Items from a dataset
==*==
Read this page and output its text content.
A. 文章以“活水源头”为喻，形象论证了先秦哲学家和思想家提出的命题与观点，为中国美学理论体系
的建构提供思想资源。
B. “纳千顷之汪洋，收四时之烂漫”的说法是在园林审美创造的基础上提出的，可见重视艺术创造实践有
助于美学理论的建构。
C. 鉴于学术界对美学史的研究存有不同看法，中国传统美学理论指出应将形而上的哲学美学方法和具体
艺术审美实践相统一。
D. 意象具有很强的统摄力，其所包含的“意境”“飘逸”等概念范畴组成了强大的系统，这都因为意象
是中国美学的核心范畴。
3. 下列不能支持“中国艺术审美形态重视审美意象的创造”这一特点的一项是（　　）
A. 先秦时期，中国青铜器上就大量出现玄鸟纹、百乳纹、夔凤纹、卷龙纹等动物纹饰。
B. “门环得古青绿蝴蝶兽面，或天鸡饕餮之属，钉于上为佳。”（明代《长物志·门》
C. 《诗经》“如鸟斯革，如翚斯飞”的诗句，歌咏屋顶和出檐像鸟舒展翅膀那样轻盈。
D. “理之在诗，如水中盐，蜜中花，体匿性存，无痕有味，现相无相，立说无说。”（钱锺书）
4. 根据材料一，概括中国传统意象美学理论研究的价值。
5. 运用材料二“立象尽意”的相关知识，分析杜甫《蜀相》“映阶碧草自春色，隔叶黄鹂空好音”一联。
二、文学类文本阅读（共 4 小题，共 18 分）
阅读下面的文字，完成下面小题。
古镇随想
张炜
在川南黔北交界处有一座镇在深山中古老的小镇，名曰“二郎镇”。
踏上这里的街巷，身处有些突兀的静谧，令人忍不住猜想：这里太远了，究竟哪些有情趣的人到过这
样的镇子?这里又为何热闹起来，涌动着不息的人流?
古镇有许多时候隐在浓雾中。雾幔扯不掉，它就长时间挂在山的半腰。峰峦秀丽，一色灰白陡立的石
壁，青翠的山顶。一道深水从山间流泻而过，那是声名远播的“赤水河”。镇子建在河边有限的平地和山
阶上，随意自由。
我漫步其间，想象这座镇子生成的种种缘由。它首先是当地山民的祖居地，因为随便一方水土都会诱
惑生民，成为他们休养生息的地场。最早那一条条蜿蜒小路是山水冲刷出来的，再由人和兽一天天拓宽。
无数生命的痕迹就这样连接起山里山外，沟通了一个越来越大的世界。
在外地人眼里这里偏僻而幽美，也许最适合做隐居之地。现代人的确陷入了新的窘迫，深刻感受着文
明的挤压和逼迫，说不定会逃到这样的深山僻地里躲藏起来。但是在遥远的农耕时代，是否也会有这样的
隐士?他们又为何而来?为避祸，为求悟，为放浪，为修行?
==*==
Exactly reproduce the material above.

> _RESULT OF THIS EXERCISE_
Read this page and output its text content.
A. 文章以“活水源头”为喻，形象论证了先秦哲学家和思想家提出的命题与观点，为中国美学理论体系
的建构提供思想资源。
B. “纳千顷之汪洋，收四时之烂漫”的说法是在园林审美创造的基础上提出的，可见重视艺术创造实践有
助于美学理论的建构。
C. 鉴于学术界对美学史的研究存有不同看法，中国传统美学理论指出应将形而上的哲学美学方法和具体
艺术审美实践相统一。
D. 意象具有很强的统摄力，其所包含的“意境”“飘逸”等概念范畴组成了强大的系统，这都因为意象
是中国美学的核心范畴。
3. 下列不能支持“中国艺术审美形态重视审美意象的创造”这一特点的一项是（　　）
A. 先秦时期，中国青铜器上就大量出现玄鸟纹、百乳纹、夔凤纹、卷龙纹等动物纹饰。
B. “门环得古青绿蝴蝶兽面，或天鸡饕餮之属，钉于上为佳。”（明代《长物志·门》
C. 《诗经》“如鸟斯革，如翚斯飞”的诗句，歌咏屋顶和出檐像鸟舒展翅膀那样轻盈。
D. “理之在诗，如水中盐，蜜中花，体匿性存，无痕有味，现相无相，立说无说。”（钱锺书）
4. 根据材料一，概括中国传统意象美学理论研究的价值。
5. 运用材料二“立象尽意”的相关知识，分析杜甫《蜀相》“映阶碧草自春色，隔叶黄鹂空好音”一联。
二、文学类文本阅读（共 4 小题，共 18 分）
阅读下面的文字，完成下面小题。
古镇随想
张炜
在川南黔北交界处有一座镇在深山中古老的小镇，名曰“二郎镇”。
踏上这里的街巷，身处有些突兀的静谧，令人忍不住猜想：这里太远了，究竟哪些有情趣的人到过这
样的镇子?这里又为何热闹起来，涌动着不息的人流?
古镇有许多时候隐在浓雾中。雾幔扯不掉，它就长时间挂在山的半腰。峰峦秀丽，一色灰白陡立的石
壁，青翠的山顶。一道深水从山间流泻而过，那是声名远播的“赤水河”。镇子建在河边有限的平地和山
阶上，随意自由。
我漫步其间，想象这座镇子生成的种种缘由。它首先是当地山民的祖居地，因为随便一方水土都会诱
惑生民，成为他们休养生息的地场。最早那一条条蜿蜒小路是山水冲刷出来的，再由人和兽一天天拓宽。
无数生命的痕迹就这样连接起山里山外，沟通了一个越来越大的世界。
在外地人眼里这里偏僻而幽美，也许最适合做隐居之地。现代人的确陷入了新的窘迫，深刻感受着文
明的挤压和逼迫，说不定会逃到这样的深山僻地里躲藏起来。但是在遥远的农耕时代，是否也会有这样的
隐士?他们又为何而来?为避祸，为求悟，为放浪，为修行?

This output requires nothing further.